- **THE TASK**
Transcribe the listing below word for word.

◆ ◆ ◆

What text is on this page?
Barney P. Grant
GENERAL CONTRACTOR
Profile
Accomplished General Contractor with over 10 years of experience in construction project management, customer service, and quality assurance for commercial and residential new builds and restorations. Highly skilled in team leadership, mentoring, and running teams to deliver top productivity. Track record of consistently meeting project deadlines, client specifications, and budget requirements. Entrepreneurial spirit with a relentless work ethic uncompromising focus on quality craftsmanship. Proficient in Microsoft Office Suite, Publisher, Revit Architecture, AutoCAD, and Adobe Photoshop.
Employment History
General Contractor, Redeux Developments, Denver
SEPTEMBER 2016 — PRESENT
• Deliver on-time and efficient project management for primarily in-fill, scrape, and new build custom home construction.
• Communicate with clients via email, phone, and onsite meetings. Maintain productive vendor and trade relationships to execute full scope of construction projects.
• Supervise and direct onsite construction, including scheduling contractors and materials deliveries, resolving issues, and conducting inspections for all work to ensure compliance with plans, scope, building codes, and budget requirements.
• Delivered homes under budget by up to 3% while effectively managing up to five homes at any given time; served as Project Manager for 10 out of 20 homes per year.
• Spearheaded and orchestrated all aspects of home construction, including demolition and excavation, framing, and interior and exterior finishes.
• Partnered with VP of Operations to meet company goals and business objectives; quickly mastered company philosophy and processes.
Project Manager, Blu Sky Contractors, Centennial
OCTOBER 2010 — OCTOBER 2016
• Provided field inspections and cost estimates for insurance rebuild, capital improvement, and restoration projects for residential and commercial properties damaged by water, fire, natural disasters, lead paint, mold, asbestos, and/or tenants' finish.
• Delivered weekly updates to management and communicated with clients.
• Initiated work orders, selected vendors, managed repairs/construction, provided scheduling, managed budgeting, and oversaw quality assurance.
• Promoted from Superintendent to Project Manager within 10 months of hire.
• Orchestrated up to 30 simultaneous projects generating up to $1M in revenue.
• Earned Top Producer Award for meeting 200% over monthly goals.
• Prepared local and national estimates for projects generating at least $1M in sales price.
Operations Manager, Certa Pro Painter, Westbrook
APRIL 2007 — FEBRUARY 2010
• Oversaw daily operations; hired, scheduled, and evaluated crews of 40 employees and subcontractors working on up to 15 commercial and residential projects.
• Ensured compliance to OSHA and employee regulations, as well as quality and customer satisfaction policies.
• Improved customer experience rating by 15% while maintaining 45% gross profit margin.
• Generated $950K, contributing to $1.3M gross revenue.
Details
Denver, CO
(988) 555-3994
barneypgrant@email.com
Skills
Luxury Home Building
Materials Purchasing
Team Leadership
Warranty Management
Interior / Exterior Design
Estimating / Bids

◆ ◆ ◆

- **THE SOLUTION**
What text is on this page?
Barney P. Grant
GENERAL CONTRACTOR
Profile
Accomplished General Contractor with over 10 years of experience in construction project management, customer service, and quality assurance for commercial and residential new builds and restorations. Highly skilled in team leadership, mentoring, and running teams to deliver top productivity. Track record of consistently meeting project deadlines, client specifications, and budget requirements. Entrepreneurial spirit with a relentless work ethic uncompromising focus on quality craftsmanship. Proficient in Microsoft Office Suite, Publisher, Revit Architecture, AutoCAD, and Adobe Photoshop.
Employment History
General Contractor, Redeux Developments, Denver
SEPTEMBER 2016 — PRESENT
• Deliver on-time and efficient project management for primarily in-fill, scrape, and new build custom home construction.
• Communicate with clients via email, phone, and onsite meetings. Maintain productive vendor and trade relationships to execute full scope of construction projects.
• Supervise and direct onsite construction, including scheduling contractors and materials deliveries, resolving issues, and conducting inspections for all work to ensure compliance with plans, scope, building codes, and budget requirements.
• Delivered homes under budget by up to 3% while effectively managing up to five homes at any given time; served as Project Manager for 10 out of 20 homes per year.
• Spearheaded and orchestrated all aspects of home construction, including demolition and excavation, framing, and interior and exterior finishes.
• Partnered with VP of Operations to meet company goals and business objectives; quickly mastered company philosophy and processes.
Project Manager, Blu Sky Contractors, Centennial
OCTOBER 2010 — OCTOBER 2016
• Provided field inspections and cost estimates for insurance rebuild, capital improvement, and restoration projects for residential and commercial properties damaged by water, fire, natural disasters, lead paint, mold, asbestos, and/or tenants' finish.
• Delivered weekly updates to management and communicated with clients.
• Initiated work orders, selected vendors, managed repairs/construction, provided scheduling, managed budgeting, and oversaw quality assurance.
• Promoted from Superintendent to Project Manager within 10 months of hire.
• Orchestrated up to 30 simultaneous projects generating up to $1M in revenue.
• Earned Top Producer Award for meeting 200% over monthly goals.
• Prepared local and national estimates for projects generating at least $1M in sales price.
Operations Manager, Certa Pro Painter, Westbrook
APRIL 2007 — FEBRUARY 2010
• Oversaw daily operations; hired, scheduled, and evaluated crews of 40 employees and subcontractors working on up to 15 commercial and residential projects.
• Ensured compliance to OSHA and employee regulations, as well as quality and customer satisfaction policies.
• Improved customer experience rating by 15% while maintaining 45% gross profit margin.
• Generated $950K, contributing to $1.3M gross revenue.
Details
Denver, CO
(988) 555-3994
barneypgrant@email.com
Skills
Luxury Home Building
Materials Purchasing
Team Leadership
Warranty Management
Interior / Exterior Design
Estimating / Bids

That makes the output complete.